## Working data
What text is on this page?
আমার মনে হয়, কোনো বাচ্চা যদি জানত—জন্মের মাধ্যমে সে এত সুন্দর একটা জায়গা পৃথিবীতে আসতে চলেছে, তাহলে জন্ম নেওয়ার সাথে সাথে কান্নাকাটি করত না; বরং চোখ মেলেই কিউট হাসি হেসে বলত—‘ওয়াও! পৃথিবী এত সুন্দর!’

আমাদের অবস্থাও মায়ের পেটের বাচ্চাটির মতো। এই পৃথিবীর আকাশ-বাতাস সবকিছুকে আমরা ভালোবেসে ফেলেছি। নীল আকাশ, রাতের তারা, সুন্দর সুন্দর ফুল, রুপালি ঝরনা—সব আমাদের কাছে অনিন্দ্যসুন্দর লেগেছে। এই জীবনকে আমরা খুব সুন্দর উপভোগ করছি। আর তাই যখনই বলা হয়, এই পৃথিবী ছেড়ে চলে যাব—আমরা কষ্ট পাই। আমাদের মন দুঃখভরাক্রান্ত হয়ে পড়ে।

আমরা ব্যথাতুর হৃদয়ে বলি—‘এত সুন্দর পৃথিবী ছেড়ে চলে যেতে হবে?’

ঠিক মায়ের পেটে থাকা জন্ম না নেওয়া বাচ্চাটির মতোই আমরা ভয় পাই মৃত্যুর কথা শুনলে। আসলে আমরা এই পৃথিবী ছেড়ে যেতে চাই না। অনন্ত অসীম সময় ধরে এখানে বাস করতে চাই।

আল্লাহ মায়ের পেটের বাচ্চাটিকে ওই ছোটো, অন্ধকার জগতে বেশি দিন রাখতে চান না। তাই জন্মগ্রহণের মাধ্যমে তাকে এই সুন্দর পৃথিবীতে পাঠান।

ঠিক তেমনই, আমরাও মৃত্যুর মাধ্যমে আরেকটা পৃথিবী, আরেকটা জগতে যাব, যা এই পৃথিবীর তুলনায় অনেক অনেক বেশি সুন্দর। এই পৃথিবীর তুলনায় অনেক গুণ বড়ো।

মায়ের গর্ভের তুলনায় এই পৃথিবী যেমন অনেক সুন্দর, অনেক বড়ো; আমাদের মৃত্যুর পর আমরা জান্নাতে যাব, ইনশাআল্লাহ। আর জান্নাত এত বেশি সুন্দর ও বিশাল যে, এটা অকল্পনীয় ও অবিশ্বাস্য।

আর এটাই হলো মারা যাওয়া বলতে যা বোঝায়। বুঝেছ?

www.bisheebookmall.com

## What you will do
Write out the entire listing exactly.

## Correct result
What text is on this page?
আমার মনে হয়, কোনো বাচ্চা যদি জানত—জন্মের মাধ্যমে সে এত সুন্দর একটা জায়গা পৃথিবীতে আসতে চলেছে, তাহলে জন্ম নেওয়ার সাথে সাথে কান্নাকাটি করত না; বরং চোখ মেলেই কিউট হাসি হেসে বলত—‘ওয়াও! পৃথিবী এত সুন্দর!’

আমাদের অবস্থাও মায়ের পেটের বাচ্চাটির মতো। এই পৃথিবীর আকাশ-বাতাস সবকিছুকে আমরা ভালোবেসে ফেলেছি। নীল আকাশ, রাতের তারা, সুন্দর সুন্দর ফুল, রুপালি ঝরনা—সব আমাদের কাছে অনিন্দ্যসুন্দর লেগেছে। এই জীবনকে আমরা খুব সুন্দর উপভোগ করছি। আর তাই যখনই বলা হয়, এই পৃথিবী ছেড়ে চলে যাব—আমরা কষ্ট পাই। আমাদের মন দুঃখভরাক্রান্ত হয়ে পড়ে।

আমরা ব্যথাতুর হৃদয়ে বলি—‘এত সুন্দর পৃথিবী ছেড়ে চলে যেতে হবে?’

ঠিক মায়ের পেটে থাকা জন্ম না নেওয়া বাচ্চাটির মতোই আমরা ভয় পাই মৃত্যুর কথা শুনলে। আসলে আমরা এই পৃথিবী ছেড়ে যেতে চাই না। অনন্ত অসীম সময় ধরে এখানে বাস করতে চাই।

আল্লাহ মায়ের পেটের বাচ্চাটিকে ওই ছোটো, অন্ধকার জগতে বেশি দিন রাখতে চান না। তাই জন্মগ্রহণের মাধ্যমে তাকে এই সুন্দর পৃথিবীতে পাঠান।

ঠিক তেমনই, আমরাও মৃত্যুর মাধ্যমে আরেকটা পৃথিবী, আরেকটা জগতে যাব, যা এই পৃথিবীর তুলনায় অনেক অনেক বেশি সুন্দর। এই পৃথিবীর তুলনায় অনেক গুণ বড়ো।

মায়ের গর্ভের তুলনায় এই পৃথিবী যেমন অনেক সুন্দর, অনেক বড়ো; আমাদের মৃত্যুর পর আমরা জান্নাতে যাব, ইনশাআল্লাহ। আর জান্নাত এত বেশি সুন্দর ও বিশাল যে, এটা অকল্পনীয় ও অবিশ্বাস্য।

আর এটাই হলো মারা যাওয়া বলতে যা বোঝায়। বুঝেছ?

www.bisheebookmall.com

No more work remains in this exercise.